Records to process:

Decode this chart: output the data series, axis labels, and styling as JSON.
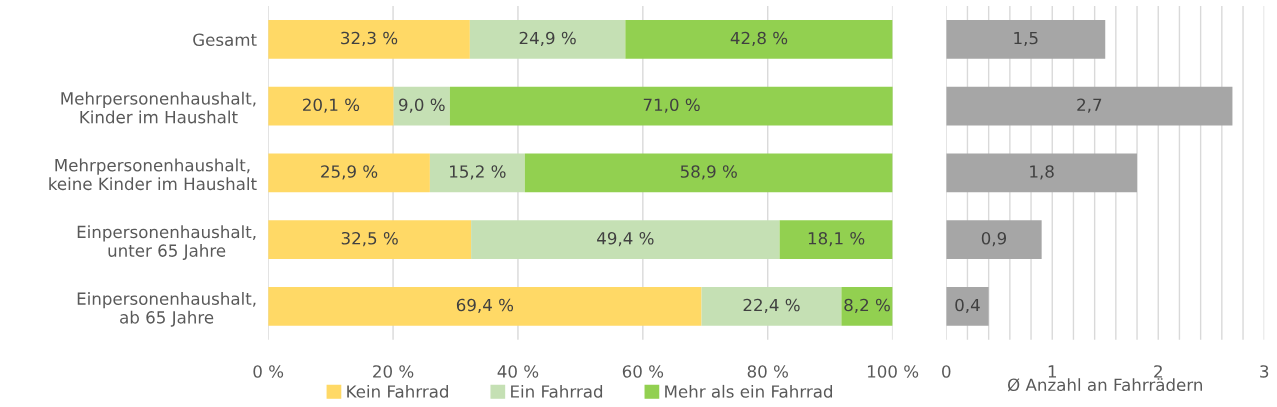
{
  "chart_data": [
    {
      "type": "bar",
      "orientation": "horizontal",
      "stacked": true,
      "categories": [
        "Gesamt",
        "Mehrpersonenhaushalt,\nKinder im Haushalt",
        "Mehrpersonenhaushalt,\nkeine Kinder im Haushalt",
        "Einpersonenhaushalt,\nunter 65 Jahre",
        "Einpersonenhaushalt,\nab 65 Jahre"
      ],
      "series": [
        {
          "name": "Kein Fahrrad",
          "color": "#ffd966",
          "values": [
            32.3,
            20.1,
            25.9,
            32.5,
            69.4
          ],
          "value_labels": [
            "32,3 %",
            "20,1 %",
            "25,9 %",
            "32,5 %",
            "69,4 %"
          ]
        },
        {
          "name": "Ein Fahrrad",
          "color": "#c5e0b4",
          "values": [
            24.9,
            9.0,
            15.2,
            49.4,
            22.4
          ],
          "value_labels": [
            "24,9 %",
            "9,0 %",
            "15,2 %",
            "49,4 %",
            "22,4 %"
          ]
        },
        {
          "name": "Mehr als ein Fahrrad",
          "color": "#92d050",
          "values": [
            42.8,
            71.0,
            58.9,
            18.1,
            8.2
          ],
          "value_labels": [
            "42,8 %",
            "71,0 %",
            "58,9 %",
            "18,1 %",
            "8,2 %"
          ]
        }
      ],
      "xlim": [
        0,
        100
      ],
      "xticks": [
        {
          "value": 0,
          "label": "0 %"
        },
        {
          "value": 20,
          "label": "20 %"
        },
        {
          "value": 40,
          "label": "40 %"
        },
        {
          "value": 60,
          "label": "60 %"
        },
        {
          "value": 80,
          "label": "80 %"
        },
        {
          "value": 100,
          "label": "100 %"
        }
      ],
      "grid": "x",
      "legend": "bottom"
    },
    {
      "type": "bar",
      "orientation": "horizontal",
      "xlabel": "Ø Anzahl an Fahrrädern",
      "categories": [
        null,
        null,
        null,
        null,
        null
      ],
      "series": [
        {
          "color": "#a6a6a6",
          "values": [
            1.5,
            2.7,
            1.8,
            0.9,
            0.4
          ],
          "value_labels": [
            "1,5",
            "2,7",
            "1,8",
            "0,9",
            "0,4"
          ]
        }
      ],
      "xlim": [
        0,
        3
      ],
      "xticks": [
        0,
        {
          "value": 0.2,
          "label": null
        },
        {
          "value": 0.4,
          "label": null
        },
        {
          "value": 0.6,
          "label": null
        },
        {
          "value": 0.8,
          "label": null
        },
        1,
        {
          "value": 1.2,
          "label": null
        },
        {
          "value": 1.4,
          "label": null
        },
        {
          "value": 1.6,
          "label": null
        },
        {
          "value": 1.8,
          "label": null
        },
        2,
        {
          "value": 2.2,
          "label": null
        },
        {
          "value": 2.4,
          "label": null
        },
        {
          "value": 2.6,
          "label": null
        },
        {
          "value": 2.8,
          "label": null
        },
        3
      ],
      "grid": "x"
    }
  ]
}
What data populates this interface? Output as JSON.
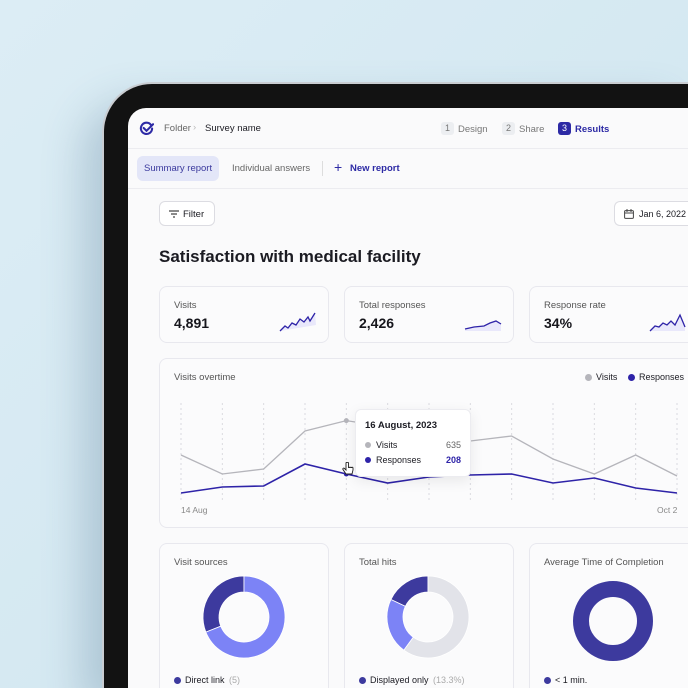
{
  "header": {
    "breadcrumb": [
      "Folder",
      "Survey name"
    ],
    "steps": [
      {
        "num": "1",
        "label": "Design"
      },
      {
        "num": "2",
        "label": "Share"
      },
      {
        "num": "3",
        "label": "Results",
        "active": true
      }
    ]
  },
  "tabs": [
    {
      "label": "Summary report",
      "active": true
    },
    {
      "label": "Individual answers"
    }
  ],
  "new_report": "New report",
  "filter": "Filter",
  "date": "Jan 6, 2022",
  "title": "Satisfaction with medical facility",
  "stats": [
    {
      "label": "Visits",
      "value": "4,891"
    },
    {
      "label": "Total responses",
      "value": "2,426"
    },
    {
      "label": "Response rate",
      "value": "34%"
    }
  ],
  "colors": {
    "accent": "#2d2aa5",
    "visits": "#b5b5bb",
    "responses": "#2e23a8",
    "donut_dark": "#3d3a9e",
    "donut_light": "#7c83f6",
    "donut_gray": "#e2e3e9"
  },
  "chart_data": [
    {
      "type": "line",
      "title": "Visits overtime",
      "x_labels": [
        "14 Aug",
        "Oct 2"
      ],
      "legend": "top-right",
      "grid": "vertical-dotted",
      "series": [
        {
          "name": "Visits",
          "values": [
            360,
            208,
            248,
            552,
            635,
            584,
            480,
            472,
            512,
            328,
            208,
            360,
            192
          ]
        },
        {
          "name": "Responses",
          "values": [
            56,
            104,
            112,
            288,
            208,
            136,
            184,
            200,
            208,
            136,
            176,
            96,
            56
          ]
        }
      ],
      "ylim": [
        0,
        800
      ],
      "tooltip": {
        "date": "16 August, 2023",
        "rows": [
          {
            "name": "Visits",
            "value": "635"
          },
          {
            "name": "Responses",
            "value": "208"
          }
        ]
      }
    },
    {
      "type": "pie",
      "title": "Visit sources",
      "values": [
        31,
        69
      ],
      "legend": [
        {
          "label": "Direct link",
          "count": "(5)"
        }
      ]
    },
    {
      "type": "pie",
      "title": "Total hits",
      "values": [
        18,
        22,
        60
      ],
      "legend": [
        {
          "label": "Displayed only",
          "count": "(13.3%)"
        }
      ]
    },
    {
      "type": "pie",
      "title": "Average Time of Completion",
      "values": [
        100
      ],
      "legend": [
        {
          "label": "< 1 min.",
          "count": ""
        }
      ]
    }
  ]
}
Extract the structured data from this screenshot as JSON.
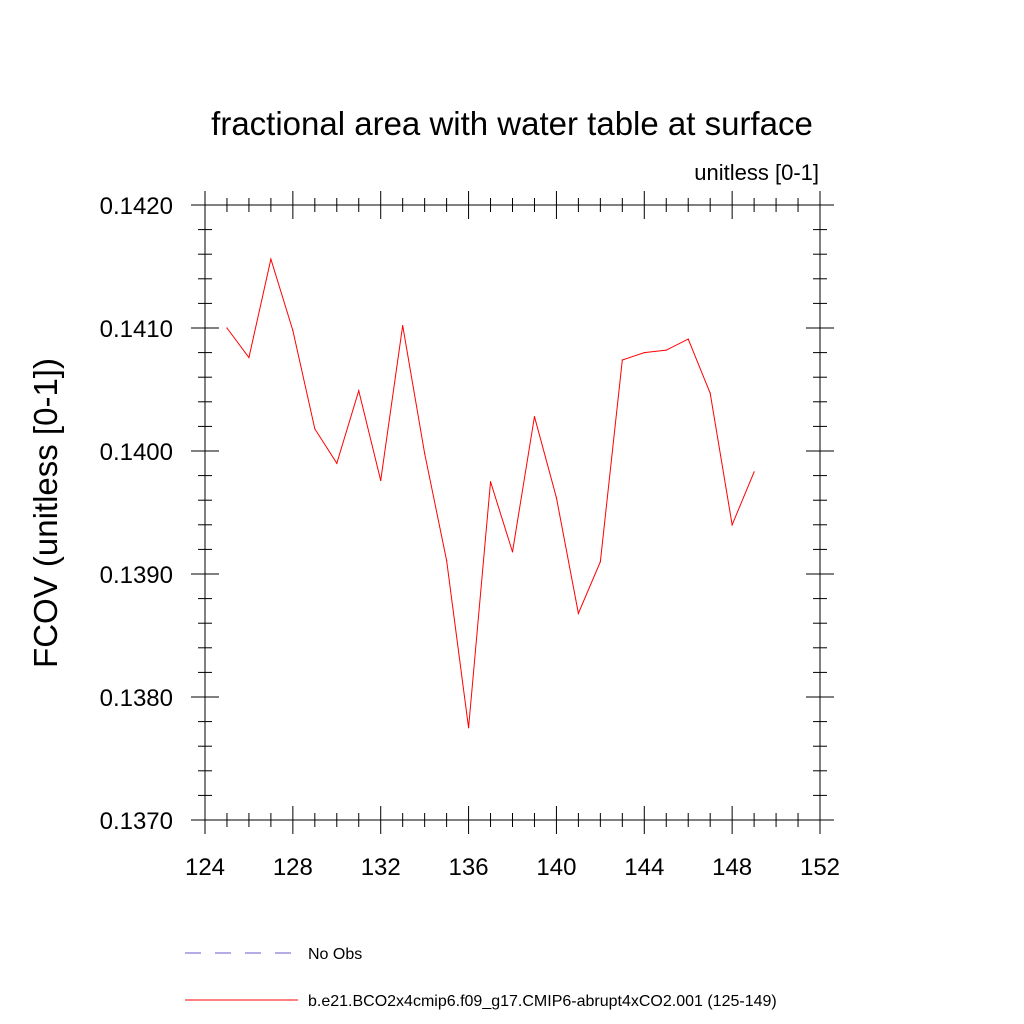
{
  "chart_data": {
    "type": "line",
    "title": "fractional area with water table at surface",
    "subtitle": "unitless [0-1]",
    "xlabel": "",
    "ylabel": "FCOV  (unitless [0-1])",
    "xlim": [
      124,
      152
    ],
    "ylim": [
      0.137,
      0.142
    ],
    "x_ticks": [
      "124",
      "128",
      "132",
      "136",
      "140",
      "144",
      "148",
      "152"
    ],
    "y_ticks": [
      "0.1370",
      "0.1380",
      "0.1390",
      "0.1400",
      "0.1410",
      "0.1420"
    ],
    "grid": false,
    "legend_position": "bottom",
    "series": [
      {
        "name": "b.e21.BCO2x4cmip6.f09_g17.CMIP6-abrupt4xCO2.001 (125-149)",
        "color": "#ff0000",
        "style": "solid",
        "x": [
          125,
          126,
          127,
          128,
          129,
          130,
          131,
          132,
          133,
          134,
          135,
          136,
          137,
          138,
          139,
          140,
          141,
          142,
          143,
          144,
          145,
          146,
          147,
          148,
          149
        ],
        "values": [
          0.141,
          0.14076,
          0.14156,
          0.14098,
          0.14018,
          0.1399,
          0.14049,
          0.13976,
          0.14102,
          0.13998,
          0.13911,
          0.13775,
          0.13975,
          0.13918,
          0.14028,
          0.13962,
          0.13868,
          0.1391,
          0.14074,
          0.1408,
          0.14082,
          0.14091,
          0.14047,
          0.1394,
          0.13983
        ]
      }
    ],
    "legend": [
      {
        "label": "No Obs",
        "color": "#6a5acd",
        "style": "dashed"
      },
      {
        "label": "b.e21.BCO2x4cmip6.f09_g17.CMIP6-abrupt4xCO2.001 (125-149)",
        "color": "#ff0000",
        "style": "solid"
      }
    ]
  }
}
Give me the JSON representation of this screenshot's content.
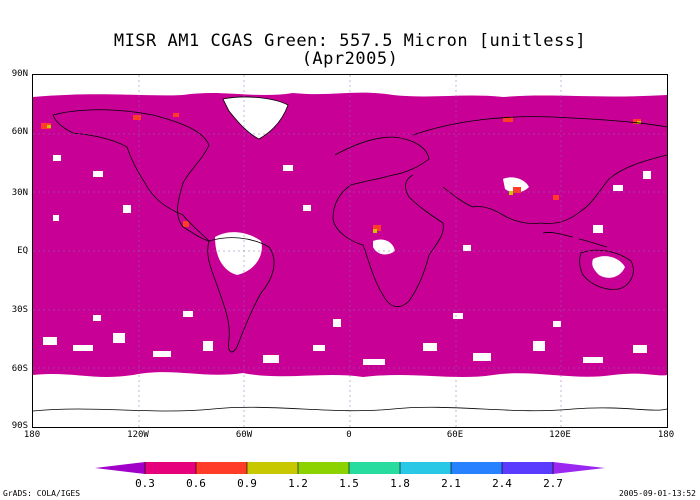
{
  "title": {
    "line1": "MISR AM1 CGAS Green: 557.5 Micron [unitless]",
    "line2": "(Apr2005)"
  },
  "map": {
    "lat_labels": [
      "90N",
      "60N",
      "30N",
      "EQ",
      "30S",
      "60S",
      "90S"
    ],
    "lon_labels": [
      "180",
      "120W",
      "60W",
      "0",
      "60E",
      "120E",
      "180"
    ],
    "ocean_fill_color": "#c80096",
    "no_data_color": "#ffffff",
    "coastline_color": "#000000",
    "grid_color": "#8a6fb0"
  },
  "colorbar": {
    "tick_labels": [
      "0.3",
      "0.6",
      "0.9",
      "1.2",
      "1.5",
      "1.8",
      "2.1",
      "2.4",
      "2.7"
    ],
    "colors": [
      "#a000c8",
      "#e6007c",
      "#ff3c28",
      "#c8c800",
      "#8cd200",
      "#28dca0",
      "#28c8e6",
      "#2882ff",
      "#5a3cff",
      "#9b28f0"
    ]
  },
  "footer": {
    "credit": "GrADS: COLA/IGES",
    "timestamp": "2005-09-01-13:52"
  }
}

Directive:
Copy each line of the listing that includes "JSON".

Solution to the problem:
Decode this chart: output the data series, axis labels, and styling as JSON.
What data populates this interface? Output as JSON.
Extract the structured data from this screenshot as JSON.
Give me the JSON representation of this screenshot's content.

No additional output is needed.